**To be done**: Records follow. Copy every line with "JSON".

==============================

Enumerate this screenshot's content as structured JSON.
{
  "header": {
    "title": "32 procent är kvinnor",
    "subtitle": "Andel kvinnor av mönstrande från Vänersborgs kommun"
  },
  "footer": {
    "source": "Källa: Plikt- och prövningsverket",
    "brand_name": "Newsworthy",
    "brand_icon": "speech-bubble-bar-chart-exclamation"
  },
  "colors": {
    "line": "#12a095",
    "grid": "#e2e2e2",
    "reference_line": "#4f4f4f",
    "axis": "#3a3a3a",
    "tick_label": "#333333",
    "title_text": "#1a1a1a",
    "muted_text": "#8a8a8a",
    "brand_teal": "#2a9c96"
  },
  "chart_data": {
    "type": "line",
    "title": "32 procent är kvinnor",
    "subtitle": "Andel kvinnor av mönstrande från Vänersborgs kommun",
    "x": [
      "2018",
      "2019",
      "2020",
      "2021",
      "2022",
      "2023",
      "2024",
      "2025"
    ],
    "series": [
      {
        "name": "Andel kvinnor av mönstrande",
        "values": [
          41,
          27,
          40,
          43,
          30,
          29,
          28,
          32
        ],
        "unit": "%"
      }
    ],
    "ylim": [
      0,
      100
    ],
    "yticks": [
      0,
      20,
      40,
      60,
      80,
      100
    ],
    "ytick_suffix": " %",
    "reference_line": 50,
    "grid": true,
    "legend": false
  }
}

==============================

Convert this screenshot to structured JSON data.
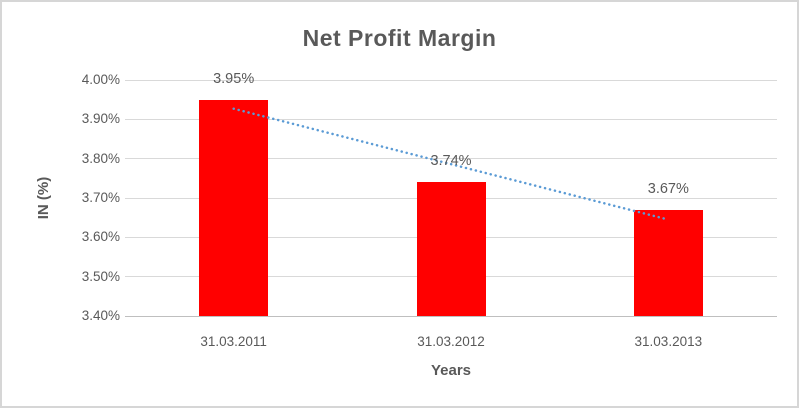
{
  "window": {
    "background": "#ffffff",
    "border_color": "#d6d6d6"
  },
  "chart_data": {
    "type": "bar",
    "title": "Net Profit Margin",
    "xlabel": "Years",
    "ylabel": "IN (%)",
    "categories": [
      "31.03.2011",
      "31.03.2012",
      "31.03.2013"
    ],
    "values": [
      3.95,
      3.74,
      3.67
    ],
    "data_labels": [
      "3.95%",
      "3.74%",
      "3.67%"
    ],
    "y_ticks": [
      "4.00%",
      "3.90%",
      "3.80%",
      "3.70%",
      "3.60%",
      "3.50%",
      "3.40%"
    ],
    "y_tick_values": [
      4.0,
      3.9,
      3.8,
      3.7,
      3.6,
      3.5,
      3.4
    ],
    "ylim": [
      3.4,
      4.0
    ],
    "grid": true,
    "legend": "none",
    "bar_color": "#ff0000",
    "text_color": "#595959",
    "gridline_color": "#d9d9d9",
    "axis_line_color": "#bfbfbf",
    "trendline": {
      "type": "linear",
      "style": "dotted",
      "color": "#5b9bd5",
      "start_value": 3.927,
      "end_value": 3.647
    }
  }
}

==============================

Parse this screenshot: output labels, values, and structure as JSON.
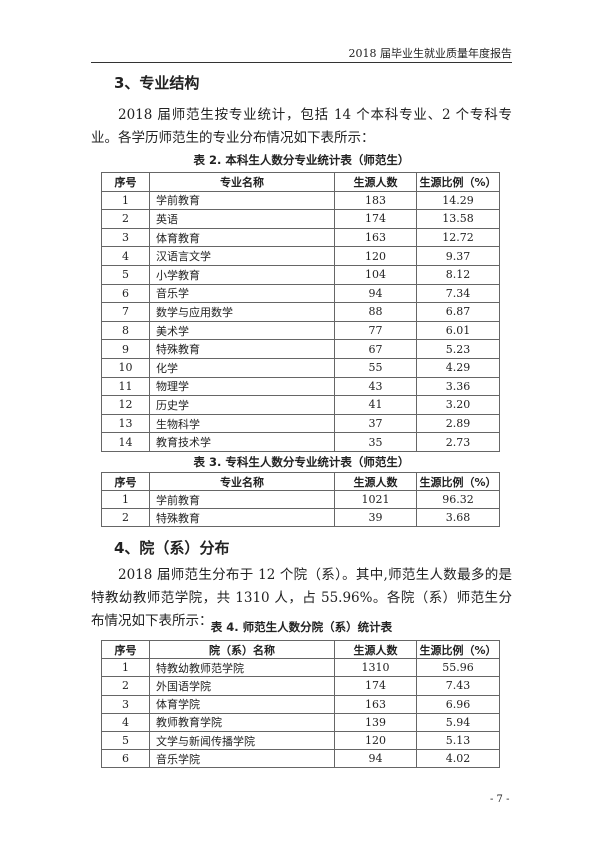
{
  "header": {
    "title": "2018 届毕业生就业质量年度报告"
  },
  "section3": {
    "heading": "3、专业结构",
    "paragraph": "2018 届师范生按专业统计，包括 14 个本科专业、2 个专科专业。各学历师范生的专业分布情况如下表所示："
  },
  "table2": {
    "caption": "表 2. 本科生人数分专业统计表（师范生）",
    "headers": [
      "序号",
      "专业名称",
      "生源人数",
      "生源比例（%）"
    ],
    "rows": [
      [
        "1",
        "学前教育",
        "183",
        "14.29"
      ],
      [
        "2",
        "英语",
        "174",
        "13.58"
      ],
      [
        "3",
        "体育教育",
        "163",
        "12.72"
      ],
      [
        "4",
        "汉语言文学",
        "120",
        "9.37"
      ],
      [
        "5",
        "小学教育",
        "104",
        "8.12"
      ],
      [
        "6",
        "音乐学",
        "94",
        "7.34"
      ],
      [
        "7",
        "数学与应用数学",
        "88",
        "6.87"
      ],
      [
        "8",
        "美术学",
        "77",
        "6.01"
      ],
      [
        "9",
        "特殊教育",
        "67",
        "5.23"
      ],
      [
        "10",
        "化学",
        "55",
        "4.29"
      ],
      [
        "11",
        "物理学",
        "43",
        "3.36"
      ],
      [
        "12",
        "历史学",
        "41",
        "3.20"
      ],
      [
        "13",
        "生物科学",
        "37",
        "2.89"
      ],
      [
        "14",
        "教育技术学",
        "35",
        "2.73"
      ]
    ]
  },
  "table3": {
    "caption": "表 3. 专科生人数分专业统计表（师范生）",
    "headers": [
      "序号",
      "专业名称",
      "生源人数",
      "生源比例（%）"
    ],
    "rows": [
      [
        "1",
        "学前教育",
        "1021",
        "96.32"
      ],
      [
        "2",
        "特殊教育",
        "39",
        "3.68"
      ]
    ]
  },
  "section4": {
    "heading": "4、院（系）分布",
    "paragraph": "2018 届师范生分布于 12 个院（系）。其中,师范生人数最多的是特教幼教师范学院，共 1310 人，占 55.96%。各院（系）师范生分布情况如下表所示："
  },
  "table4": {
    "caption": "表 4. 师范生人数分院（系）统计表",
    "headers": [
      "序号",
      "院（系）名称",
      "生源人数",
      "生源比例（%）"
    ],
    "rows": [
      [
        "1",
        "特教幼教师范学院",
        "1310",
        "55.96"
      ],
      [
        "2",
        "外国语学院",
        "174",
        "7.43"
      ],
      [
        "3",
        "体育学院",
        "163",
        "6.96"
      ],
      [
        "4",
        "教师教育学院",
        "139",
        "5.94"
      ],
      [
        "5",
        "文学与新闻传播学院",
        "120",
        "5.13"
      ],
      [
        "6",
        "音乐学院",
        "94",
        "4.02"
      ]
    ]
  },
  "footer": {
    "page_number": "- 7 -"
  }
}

==============================

**Written solution**:
Enumerate this screenshot's content as structured JSON.
Convert this screenshot to structured JSON data.
Parse this screenshot: output labels, values, and structure as JSON.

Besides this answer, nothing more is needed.